Мы познаем истину не одним разумом, но и сердцем; им-то постигаем мы первые начала, и напрасно старается оспаривать их разум, который тут совсем не у места. Знание первых начал прочно, как ни одно из знаний, получаемых нами путем рассуждения. На эти-то знания сердца и инстинкта должен опираться разум и на них строить свои рассуждения. Дай Бог, чтоб мы никогда не имели нужды в разуме, а познавали все вещи инстинктом и чувством. Но природа отказала нам в этом благе, сообщив лишь весьма немногие понятия такого рода; все другие приобретаются только путем рассуждения.
Все люди домогаются счастья; в этом отношении между ними нет исключений. Но при всей давности существования человечества, никто без веры не достигал его. Что же возвещают нам эта жажда счастья и это бессилие его достичь, как не то действительное счастье, которым когда-то пользовался человек, но от которого теперь остался лишь слабый свет. Напрасно старается человек наполнить эту образовавшуюся пустоту всем его окружающим, прибегая к отсутствующим вещам за помощью, в которой отказывают ему вещи присутствующие. Те и другие не в состоянии помочь ему, так как эта бездонная пропасть может быть наполнена только предметом бесконечным и неизменным, то есть самим Богом.
Если человек не создан для Бога, почему счастлив он только в Боге? Если человек создан для Бога, почему он так сопротивляется Богу? Не нужно иметь особенно возвышенную душу, чтобы понять, что в здешней жизни не может быть полного и действительного удовлетворения, что все наши удовольствия одна суета, а бедствия бесконечны. В этой жизни нет иного блага, кроме надежды будущей жизни. Тем счастливее человек, чем ближе к ней; как нет более несчастий для того, кто совершенно уверен в ожидающей его вечности, так не может быть счастья для людей нисколько в этом отношении не просвещенных. Сомневающийся и не ищущий уверенности крайне несчастлив и крайне несправедлив. Если он при этом спокоен и доволен, даже находит предмет радости и гордости в таком состоянии, — я решительно теряюсь, как назвать такое нелепое существо. И откуда могут являться подобные чувства? Тот же самый человек, который проводит столько дней и ночей в досаде и отчаянии по поводу потери должности или какого-нибудь воображаемого оскорбления своей чести, — тот же самый человек знает, что со смертью теряет все, и это не волнует его, — явление уродливое, неестественное. Есть только два разряда людей действительно рассудительных: те, которые, уже зная Бога, служат Ему всем сердцем, или те, которые всем сердцем ищут Его, потому что Его не знают.
Последним выводом разума должно быть признание, что существует бесчисленное множество вещей, его превосходящих. Слаб тот разум, который не доходит до этого сознания.
Вопросы к тексту
1. Во власти какого настроения находился Паскаль при написании этих строк?
2. В чем величие и в чем ничтожество человека?
3. Какие есть у человека способности познания? В чем их недостатки?
4. Отличается ли естественное (как у вас) и сознательное (как у Сократа) неведение? Что вы думаете о «знатоках»?
5. Зачем человеку выдуманные заботы? Необходимо ли человеку оставаться наедине с собой, нырять в бездну своего духа и задумываться, что мы такое, откуда и куда идем?
6. Развлечение Паскаль называет величайшим злом. Почему? Прав ли он?
7. Ощущаете ли вы в себе бездонную пропасть, которую стараетесь наполнить? Надеетесь ли вы, что она наполнится земными вещами?
8. Относитесь ли вы к разряду «людей рассудительных»? Если да, то к какому? Если нет, то почему?

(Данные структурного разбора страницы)
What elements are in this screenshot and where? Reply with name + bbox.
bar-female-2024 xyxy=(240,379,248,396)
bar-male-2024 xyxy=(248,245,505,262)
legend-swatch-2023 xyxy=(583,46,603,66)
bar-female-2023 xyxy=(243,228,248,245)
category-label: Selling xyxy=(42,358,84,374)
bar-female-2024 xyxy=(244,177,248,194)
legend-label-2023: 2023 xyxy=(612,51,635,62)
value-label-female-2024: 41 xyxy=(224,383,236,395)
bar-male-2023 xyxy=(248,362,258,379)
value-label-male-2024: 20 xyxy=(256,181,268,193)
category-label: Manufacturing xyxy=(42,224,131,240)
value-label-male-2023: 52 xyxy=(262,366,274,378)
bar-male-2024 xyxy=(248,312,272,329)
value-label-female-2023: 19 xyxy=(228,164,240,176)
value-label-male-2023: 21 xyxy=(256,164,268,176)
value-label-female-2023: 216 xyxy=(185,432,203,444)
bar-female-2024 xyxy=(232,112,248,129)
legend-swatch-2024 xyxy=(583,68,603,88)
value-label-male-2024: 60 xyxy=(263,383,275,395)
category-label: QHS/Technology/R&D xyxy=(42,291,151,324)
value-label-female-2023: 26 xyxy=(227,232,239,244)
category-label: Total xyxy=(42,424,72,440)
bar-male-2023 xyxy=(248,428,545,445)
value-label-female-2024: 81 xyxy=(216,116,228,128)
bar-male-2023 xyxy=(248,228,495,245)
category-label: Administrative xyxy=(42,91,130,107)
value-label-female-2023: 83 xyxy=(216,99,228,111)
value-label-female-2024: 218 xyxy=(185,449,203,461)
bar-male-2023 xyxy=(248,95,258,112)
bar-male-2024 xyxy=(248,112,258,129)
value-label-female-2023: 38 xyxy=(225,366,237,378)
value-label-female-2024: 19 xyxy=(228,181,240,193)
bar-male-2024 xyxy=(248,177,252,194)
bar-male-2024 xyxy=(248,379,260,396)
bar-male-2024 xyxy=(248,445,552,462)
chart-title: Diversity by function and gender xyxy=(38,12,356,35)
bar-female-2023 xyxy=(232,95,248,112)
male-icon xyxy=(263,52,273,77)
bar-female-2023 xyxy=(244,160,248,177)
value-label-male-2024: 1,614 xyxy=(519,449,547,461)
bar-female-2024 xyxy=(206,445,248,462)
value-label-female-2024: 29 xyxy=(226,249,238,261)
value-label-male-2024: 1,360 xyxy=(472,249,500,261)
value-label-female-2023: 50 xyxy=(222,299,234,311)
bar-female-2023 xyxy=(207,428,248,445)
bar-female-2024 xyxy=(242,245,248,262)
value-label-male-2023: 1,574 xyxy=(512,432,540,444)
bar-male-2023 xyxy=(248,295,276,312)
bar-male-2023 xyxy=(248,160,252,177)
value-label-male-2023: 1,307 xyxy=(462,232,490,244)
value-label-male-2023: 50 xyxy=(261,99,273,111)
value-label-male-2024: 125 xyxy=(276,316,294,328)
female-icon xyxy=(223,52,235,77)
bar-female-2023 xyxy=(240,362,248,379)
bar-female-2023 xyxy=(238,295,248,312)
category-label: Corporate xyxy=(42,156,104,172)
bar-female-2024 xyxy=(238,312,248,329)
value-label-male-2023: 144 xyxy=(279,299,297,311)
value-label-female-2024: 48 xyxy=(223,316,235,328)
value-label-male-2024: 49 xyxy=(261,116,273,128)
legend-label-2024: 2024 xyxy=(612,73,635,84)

(Что нужно сделать)
A) Ответьте по отрывку о познании и счастье:
(i) На какие знания, согласно отрывку, должен опираться разум?
(ii) Каким предметом может быть наполнена «бездонная пропасть»?
(iii) Что должно быть последним выводом разума?
B) Выведите без изменений часть отрывка о познании и счастье от слов «5. Зачем человеку» до слов «и куда идем?» включительно.
C) Определите, согласуется ли каждое утверждение с отрывком о познании и счастье. Ответьте «да» или «нет» и приведите решающие слова отрывка в точной цитате.
(i) К счастью стремятся все люди без исключения.
(ii) Знание первых начал менее прочно, чем знания, полученные путем рассуждения.
(iii) Природа сообщила человеку много понятий, постигаемых инстинктом и чувством.

(Ответы на задания)
A)
(i) На знания сердца и инстинкта.
(ii) Только предметом бесконечным и неизменным, то есть самим Богом.
(iii) Признание, что существует бесчисленное множество вещей, его превосходящих.

B)
5. Зачем человеку выдуманные заботы? Необходимо ли человеку оставаться наедине с собой, нырять в бездну своего духа и задумываться, что мы такое, откуда и куда идем?

C)
(i) Да: «Все люди домогаются счастья; в этом отношении между ними нет исключений».
(ii) Нет: «Знание первых начал прочно, как ни одно из знаний, получаемых нами путем рассуждения».
(iii) Нет: «Но природа отказала нам в этом благе, сообщив лишь весьма немногие понятия такого рода».